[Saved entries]
_ _ _ _ _
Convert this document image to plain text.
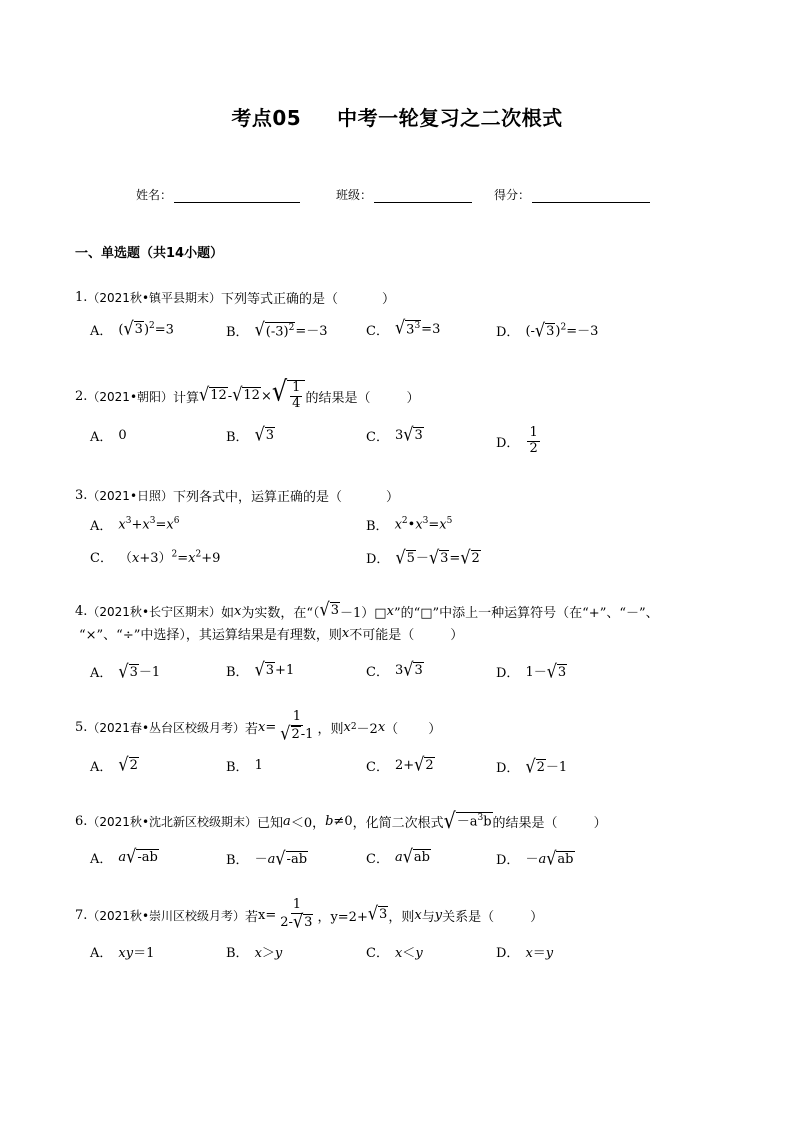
考点05 中考一轮复习之二次根式
姓名：	班级：	得分：
一、单选题（共14小题）
1. （2021秋•镇平县期末） 下列等式正确的是（	）
A． ( √ 3 )$^2$=3	B． √ $(-3)^2 =-3$	C． √ $3^3 =3$	D． (- √ 3 )$^2$=－3
2. （2021•朝阳） 计算 √ 12 - √ 12 × √ $\frac{1}{4}$ 的结果是（	）
A． 0	B． √ 3	C． 3 √ 3
D． $\frac{1}{2}$
3. （2021•日照） 下列各式中，运算正确的是（	）
A． $x^3+x^3=x^6$	B． $x^2•x^3=x^5$
C． $(x+3)^2=x^2+9$	D． √ 5 － √ 3 = √ 2
4. （2021秋•长宁区期末） 如 x 为实数，在“（ √ 3 －1）□ x ”的“□”中添上一种运算符号（在“+”、“－”、
“×”、“÷”中选择），其运算结果是有理数，则 x 不可能是（	）
A． √ 3 －1	B． √ 3 +1	C． 3 √ 3	D． 1－ √ 3
5. （2021春•丛台区校级月考） 若 $x = \frac{1}{√ 2 -1}$ ，则 x 2 －2 x （ ）
A． √ 2	B． 1	C． 2+ √ 2	D． √ 2 －1
6. （2021秋•沈北新区校级期末） 已知 a ＜0， b ≠0 ，化简二次根式 √ $-a^3b$ 的结果是（	）
A． a √ -ab	B． －a √ -ab	C． a √ ab	D． －a √ ab
7. （2021秋•崇川区校级月考） 若 $x= \frac{1}{2- √ 3}$ ，y=2+ √ 3 ，则 x 与 y 关系是（	）
A． xy＝1	B． x＞y	C． x＜y	D． x＝y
_ _ _ _ _
_EXERCISE PROMPT_
From the entries, report each line that includes the word "frac".

_COMPLETED TASK_
2. （2021•朝阳） 计算 √ 12 - √ 12 × √ $\frac{1}{4}$ 的结果是（	）
D． $\frac{1}{2}$
5. （2021春•丛台区校级月考） 若 $x = \frac{1}{√ 2 -1}$ ，则 x 2 －2 x （ ）
7. （2021秋•崇川区校级月考） 若 $x= \frac{1}{2- √ 3}$ ，y=2+ √ 3 ，则 x 与 y 关系是（	）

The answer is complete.